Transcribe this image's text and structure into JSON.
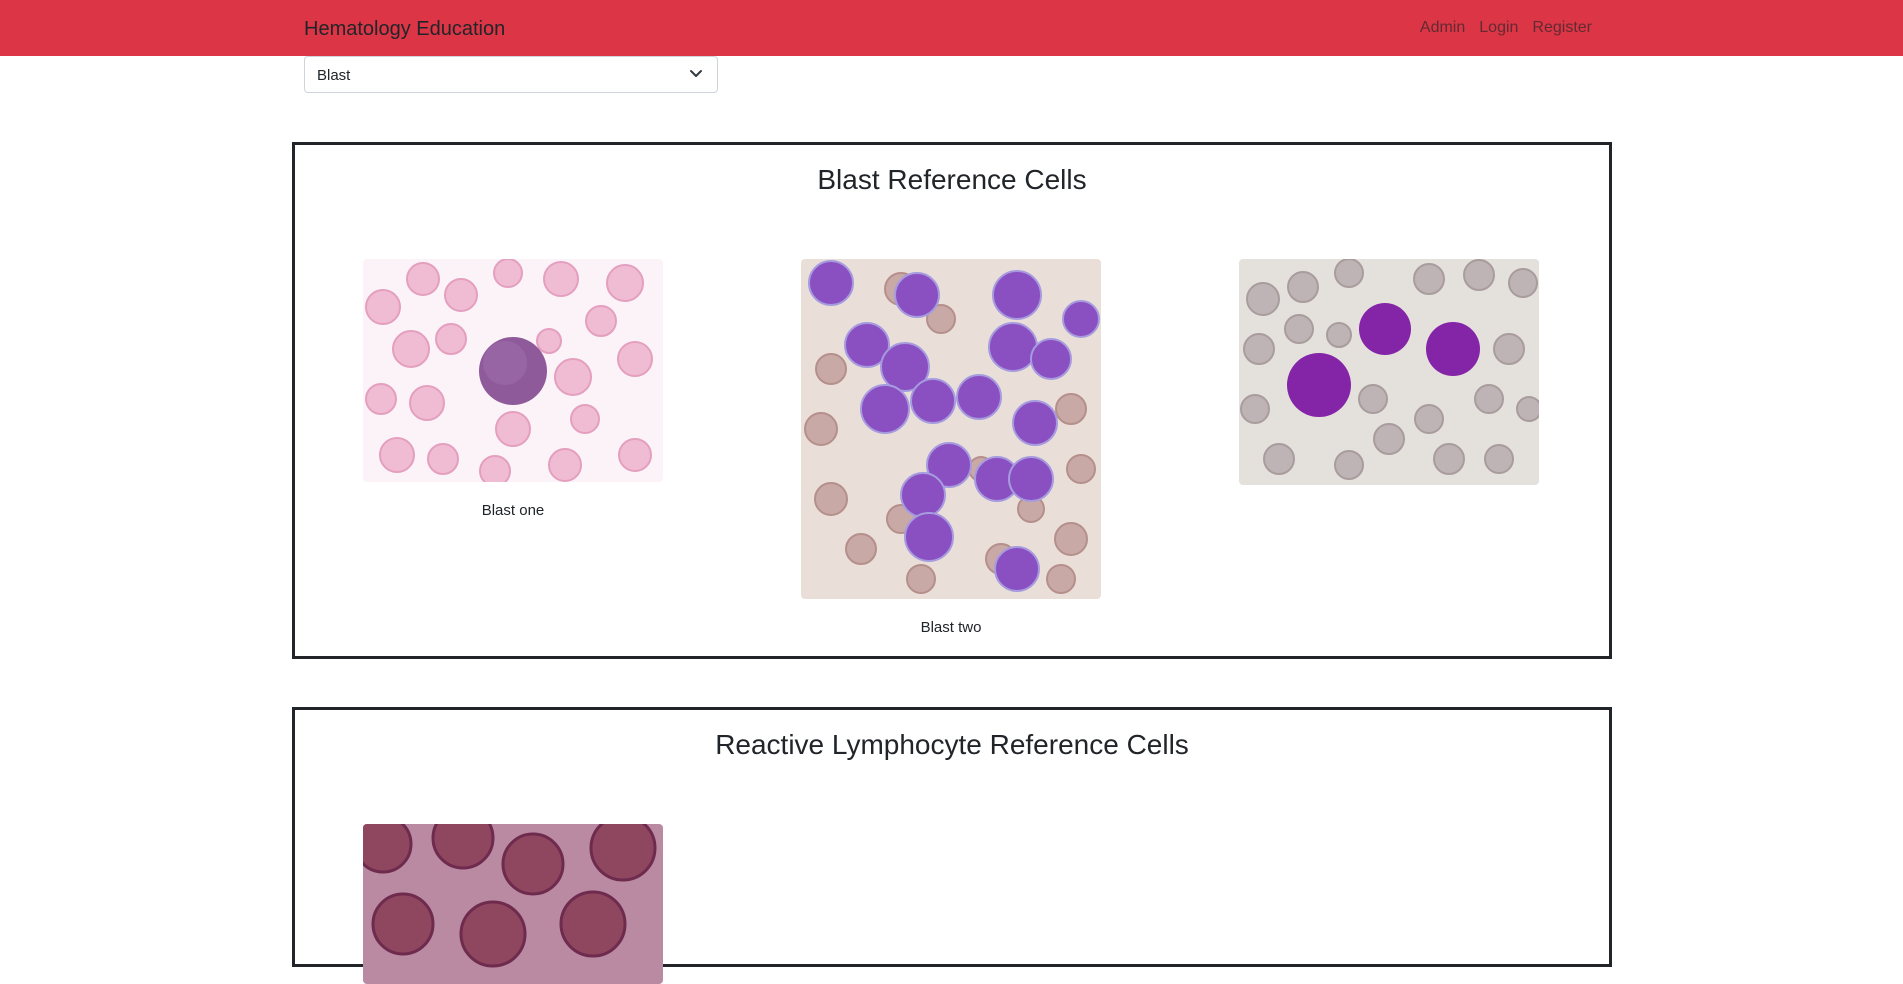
{
  "navbar": {
    "brand": "Hematology Education",
    "links": [
      "Admin",
      "Login",
      "Register"
    ],
    "bg_color": "#dc3545"
  },
  "filter": {
    "selected": "Blast",
    "icon": "chevron-down-icon"
  },
  "sections": [
    {
      "title": "Blast Reference Cells",
      "cells": [
        {
          "caption": "Blast one",
          "bg": "#fbf3f7",
          "rbc": "#f0bcd4",
          "blast": "#8e5a9a"
        },
        {
          "caption": "Blast two",
          "bg": "#e9dfd8",
          "rbc": "#c9a9a5",
          "blast": "#8a4fc0"
        },
        {
          "caption": "",
          "bg": "#e4e0dc",
          "rbc": "#bfb4b5",
          "blast": "#8425a8"
        }
      ]
    },
    {
      "title": "Reactive Lymphocyte Reference Cells",
      "cells": [
        {
          "caption": "",
          "bg": "#b98aa2",
          "rbc": "#8f4760",
          "blast": "#6e2b4e"
        }
      ]
    }
  ]
}
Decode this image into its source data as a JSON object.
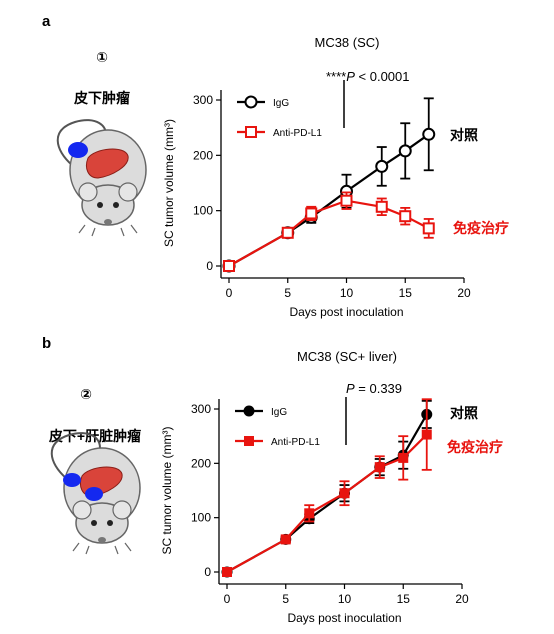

****

Task description:
Count the lines in the entries where the string "caption" appears, and report only the number.

Expected output:
4